** Start of STORED ROWS **

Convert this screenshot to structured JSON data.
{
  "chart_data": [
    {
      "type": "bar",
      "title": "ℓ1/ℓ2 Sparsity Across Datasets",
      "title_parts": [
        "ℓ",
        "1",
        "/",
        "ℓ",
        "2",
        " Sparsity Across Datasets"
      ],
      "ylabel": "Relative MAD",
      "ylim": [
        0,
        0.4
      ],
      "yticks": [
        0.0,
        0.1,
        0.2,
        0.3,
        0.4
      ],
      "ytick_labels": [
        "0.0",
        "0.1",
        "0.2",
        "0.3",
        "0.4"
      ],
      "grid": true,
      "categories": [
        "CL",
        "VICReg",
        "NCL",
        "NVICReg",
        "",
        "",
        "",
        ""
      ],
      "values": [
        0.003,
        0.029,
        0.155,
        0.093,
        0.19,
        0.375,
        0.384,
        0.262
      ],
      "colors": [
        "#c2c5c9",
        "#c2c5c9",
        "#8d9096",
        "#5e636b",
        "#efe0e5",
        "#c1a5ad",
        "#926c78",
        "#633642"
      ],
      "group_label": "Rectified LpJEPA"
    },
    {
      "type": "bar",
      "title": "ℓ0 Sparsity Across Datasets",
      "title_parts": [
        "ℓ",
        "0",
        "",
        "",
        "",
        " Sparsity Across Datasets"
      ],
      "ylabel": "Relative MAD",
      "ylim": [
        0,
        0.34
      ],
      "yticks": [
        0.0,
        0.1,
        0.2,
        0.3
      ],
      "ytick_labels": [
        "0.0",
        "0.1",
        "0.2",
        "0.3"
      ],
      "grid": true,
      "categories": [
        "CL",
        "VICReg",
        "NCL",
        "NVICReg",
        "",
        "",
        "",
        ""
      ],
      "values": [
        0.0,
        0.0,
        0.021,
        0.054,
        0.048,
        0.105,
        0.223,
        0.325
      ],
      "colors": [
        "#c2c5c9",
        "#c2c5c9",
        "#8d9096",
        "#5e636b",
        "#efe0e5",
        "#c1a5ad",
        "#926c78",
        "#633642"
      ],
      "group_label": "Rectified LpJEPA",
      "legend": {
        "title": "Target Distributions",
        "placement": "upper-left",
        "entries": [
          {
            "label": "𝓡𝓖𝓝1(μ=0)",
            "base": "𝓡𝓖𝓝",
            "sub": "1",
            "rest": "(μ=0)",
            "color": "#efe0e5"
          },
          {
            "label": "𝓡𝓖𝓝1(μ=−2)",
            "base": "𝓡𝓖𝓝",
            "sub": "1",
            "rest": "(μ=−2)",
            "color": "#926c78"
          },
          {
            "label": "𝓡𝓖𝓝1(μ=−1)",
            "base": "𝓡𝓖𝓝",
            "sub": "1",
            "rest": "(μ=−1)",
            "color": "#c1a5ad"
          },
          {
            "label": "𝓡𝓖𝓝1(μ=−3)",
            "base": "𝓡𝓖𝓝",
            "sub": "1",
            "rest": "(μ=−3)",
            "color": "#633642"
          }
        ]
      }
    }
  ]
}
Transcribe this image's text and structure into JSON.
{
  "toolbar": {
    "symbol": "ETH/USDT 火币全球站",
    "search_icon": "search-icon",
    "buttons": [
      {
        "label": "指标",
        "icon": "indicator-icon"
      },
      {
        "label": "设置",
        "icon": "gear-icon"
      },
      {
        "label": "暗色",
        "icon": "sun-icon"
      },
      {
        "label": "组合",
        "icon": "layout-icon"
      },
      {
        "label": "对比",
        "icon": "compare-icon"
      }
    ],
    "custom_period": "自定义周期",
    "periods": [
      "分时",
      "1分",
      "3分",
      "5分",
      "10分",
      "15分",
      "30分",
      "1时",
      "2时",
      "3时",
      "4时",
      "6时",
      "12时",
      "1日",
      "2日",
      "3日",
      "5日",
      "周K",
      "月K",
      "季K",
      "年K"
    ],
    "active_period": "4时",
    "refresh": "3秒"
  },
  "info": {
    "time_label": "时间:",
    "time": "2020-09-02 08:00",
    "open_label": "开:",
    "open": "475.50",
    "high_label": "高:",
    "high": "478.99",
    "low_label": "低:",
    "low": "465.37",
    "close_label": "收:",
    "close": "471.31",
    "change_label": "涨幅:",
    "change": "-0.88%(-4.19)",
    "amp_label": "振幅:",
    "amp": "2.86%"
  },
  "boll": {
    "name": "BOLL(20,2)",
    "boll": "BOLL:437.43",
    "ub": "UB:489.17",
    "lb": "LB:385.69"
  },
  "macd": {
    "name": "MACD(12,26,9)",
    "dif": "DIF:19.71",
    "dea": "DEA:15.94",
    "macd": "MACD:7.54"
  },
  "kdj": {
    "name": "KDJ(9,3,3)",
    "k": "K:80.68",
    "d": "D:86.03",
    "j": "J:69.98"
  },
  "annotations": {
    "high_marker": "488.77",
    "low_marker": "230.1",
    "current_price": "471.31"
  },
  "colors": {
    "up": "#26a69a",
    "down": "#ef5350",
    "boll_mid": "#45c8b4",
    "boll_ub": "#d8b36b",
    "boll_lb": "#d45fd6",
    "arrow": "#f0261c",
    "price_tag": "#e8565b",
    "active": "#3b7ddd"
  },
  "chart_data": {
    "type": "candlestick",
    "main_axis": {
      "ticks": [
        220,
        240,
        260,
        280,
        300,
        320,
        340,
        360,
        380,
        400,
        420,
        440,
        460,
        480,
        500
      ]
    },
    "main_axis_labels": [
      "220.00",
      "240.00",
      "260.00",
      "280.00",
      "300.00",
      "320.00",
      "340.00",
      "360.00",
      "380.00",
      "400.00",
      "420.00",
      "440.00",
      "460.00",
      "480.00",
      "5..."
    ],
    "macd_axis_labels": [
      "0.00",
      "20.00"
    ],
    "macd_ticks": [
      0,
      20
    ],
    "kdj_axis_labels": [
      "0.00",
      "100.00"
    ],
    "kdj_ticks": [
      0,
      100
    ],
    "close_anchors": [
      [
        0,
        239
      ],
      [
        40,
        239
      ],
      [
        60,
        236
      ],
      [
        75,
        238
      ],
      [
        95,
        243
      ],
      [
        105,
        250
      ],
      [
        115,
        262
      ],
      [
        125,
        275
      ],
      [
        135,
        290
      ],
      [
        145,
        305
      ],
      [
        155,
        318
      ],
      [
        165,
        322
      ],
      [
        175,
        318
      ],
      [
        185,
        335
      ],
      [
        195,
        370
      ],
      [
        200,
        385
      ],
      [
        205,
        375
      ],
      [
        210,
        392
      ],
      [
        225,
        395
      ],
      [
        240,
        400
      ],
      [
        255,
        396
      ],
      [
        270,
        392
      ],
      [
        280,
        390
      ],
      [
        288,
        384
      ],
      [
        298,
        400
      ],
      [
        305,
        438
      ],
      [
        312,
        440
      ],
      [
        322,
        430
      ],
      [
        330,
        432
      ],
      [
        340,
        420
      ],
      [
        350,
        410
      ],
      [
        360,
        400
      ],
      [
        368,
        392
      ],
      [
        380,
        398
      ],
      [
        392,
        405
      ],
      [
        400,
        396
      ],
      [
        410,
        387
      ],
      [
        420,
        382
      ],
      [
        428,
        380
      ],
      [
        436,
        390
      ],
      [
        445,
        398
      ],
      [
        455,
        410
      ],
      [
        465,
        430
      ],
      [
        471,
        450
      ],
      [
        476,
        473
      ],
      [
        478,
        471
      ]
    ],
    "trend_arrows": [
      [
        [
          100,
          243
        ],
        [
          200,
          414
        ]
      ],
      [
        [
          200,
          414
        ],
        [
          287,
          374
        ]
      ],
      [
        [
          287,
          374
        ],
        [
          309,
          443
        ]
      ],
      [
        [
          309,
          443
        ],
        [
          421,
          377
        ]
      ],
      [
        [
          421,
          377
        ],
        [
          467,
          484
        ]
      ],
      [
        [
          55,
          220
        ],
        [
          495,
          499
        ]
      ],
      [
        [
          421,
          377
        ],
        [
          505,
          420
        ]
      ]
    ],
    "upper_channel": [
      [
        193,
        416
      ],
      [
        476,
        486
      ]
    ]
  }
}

** End of STORED ROWS **
** Start of STORED ROWS **

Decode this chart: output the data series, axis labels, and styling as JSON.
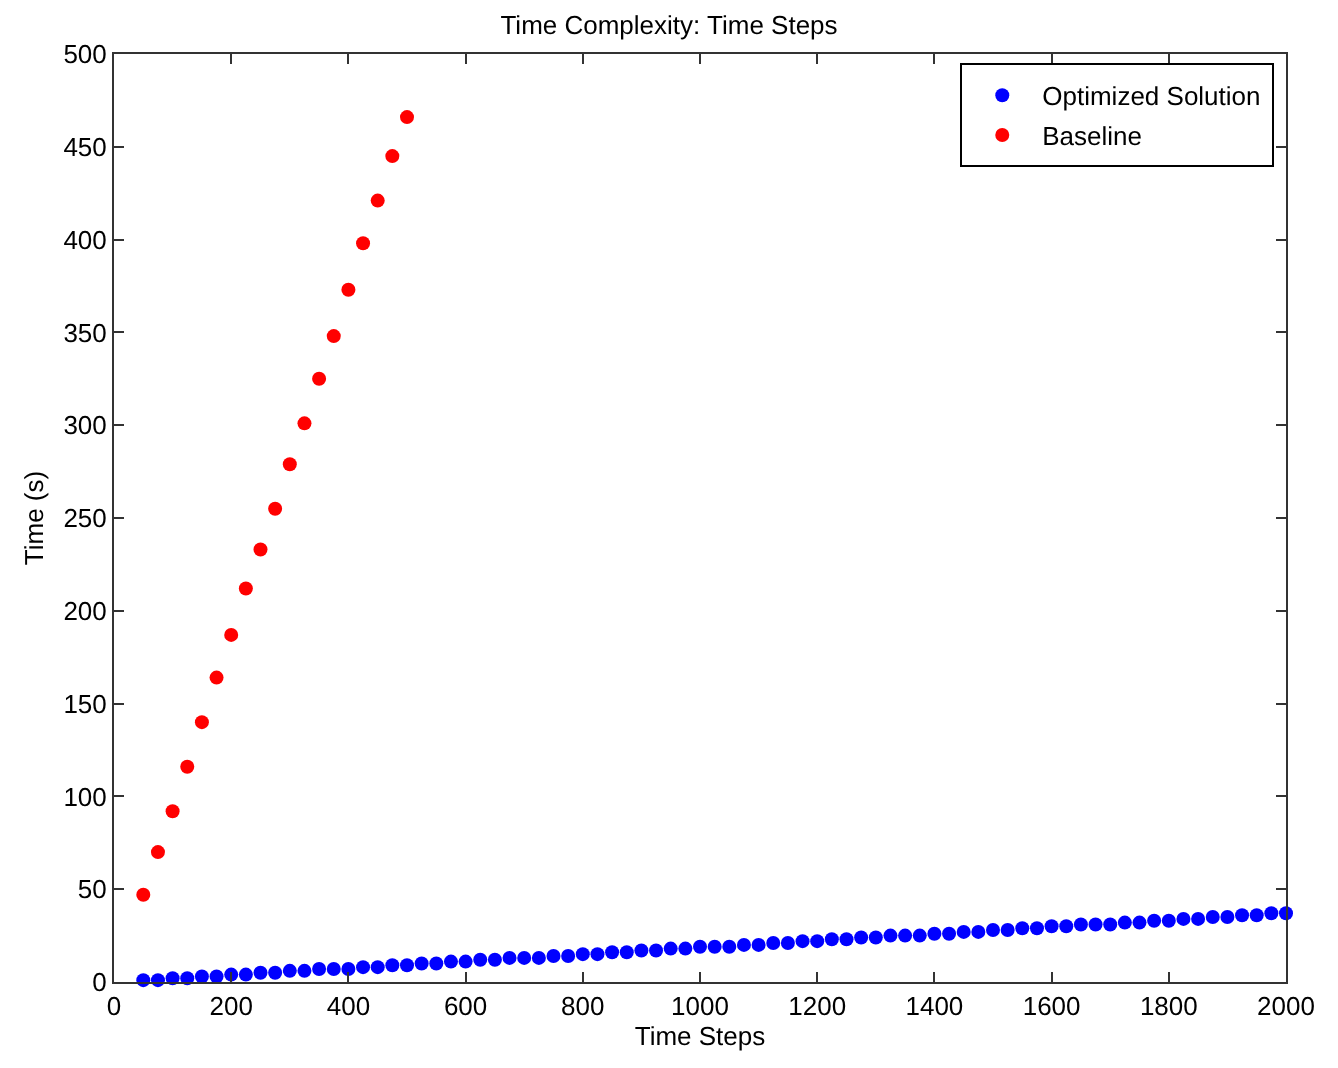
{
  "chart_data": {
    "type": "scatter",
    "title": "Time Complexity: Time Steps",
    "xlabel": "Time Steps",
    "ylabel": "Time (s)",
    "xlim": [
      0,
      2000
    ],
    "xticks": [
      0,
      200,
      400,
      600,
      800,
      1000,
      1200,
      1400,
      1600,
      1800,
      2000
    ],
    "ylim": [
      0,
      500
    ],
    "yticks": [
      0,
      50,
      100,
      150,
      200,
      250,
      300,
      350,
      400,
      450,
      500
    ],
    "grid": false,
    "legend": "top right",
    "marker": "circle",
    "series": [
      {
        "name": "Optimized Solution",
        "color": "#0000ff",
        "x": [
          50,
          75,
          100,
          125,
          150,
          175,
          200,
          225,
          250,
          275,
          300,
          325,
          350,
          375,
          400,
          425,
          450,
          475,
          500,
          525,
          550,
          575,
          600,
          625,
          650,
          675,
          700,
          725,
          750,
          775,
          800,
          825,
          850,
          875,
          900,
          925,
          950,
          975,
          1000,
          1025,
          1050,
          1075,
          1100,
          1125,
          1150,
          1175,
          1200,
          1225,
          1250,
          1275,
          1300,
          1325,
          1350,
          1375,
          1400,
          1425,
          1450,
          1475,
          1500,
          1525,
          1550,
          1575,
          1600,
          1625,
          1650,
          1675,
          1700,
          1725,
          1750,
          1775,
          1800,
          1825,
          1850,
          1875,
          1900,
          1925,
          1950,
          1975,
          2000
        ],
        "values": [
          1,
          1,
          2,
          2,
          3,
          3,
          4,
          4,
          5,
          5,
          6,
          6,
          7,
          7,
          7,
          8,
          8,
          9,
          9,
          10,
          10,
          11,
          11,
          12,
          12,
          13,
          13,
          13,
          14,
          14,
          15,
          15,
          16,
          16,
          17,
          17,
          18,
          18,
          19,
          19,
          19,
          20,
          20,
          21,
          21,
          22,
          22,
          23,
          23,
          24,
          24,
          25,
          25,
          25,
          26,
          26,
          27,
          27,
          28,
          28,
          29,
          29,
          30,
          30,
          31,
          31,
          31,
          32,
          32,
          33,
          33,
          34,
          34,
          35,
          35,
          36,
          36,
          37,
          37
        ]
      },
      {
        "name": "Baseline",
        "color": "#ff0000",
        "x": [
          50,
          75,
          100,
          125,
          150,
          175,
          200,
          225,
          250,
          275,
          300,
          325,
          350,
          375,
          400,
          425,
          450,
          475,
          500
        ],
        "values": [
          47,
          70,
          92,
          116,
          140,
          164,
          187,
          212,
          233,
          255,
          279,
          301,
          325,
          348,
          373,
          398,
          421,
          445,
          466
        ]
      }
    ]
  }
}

** End of STORED ROWS **

WRITTEN REQUEST: From the data above, work out how many lines contain the string "Datasets" and reply with only the number.

RESPONSE TO THE EXERCISE: 4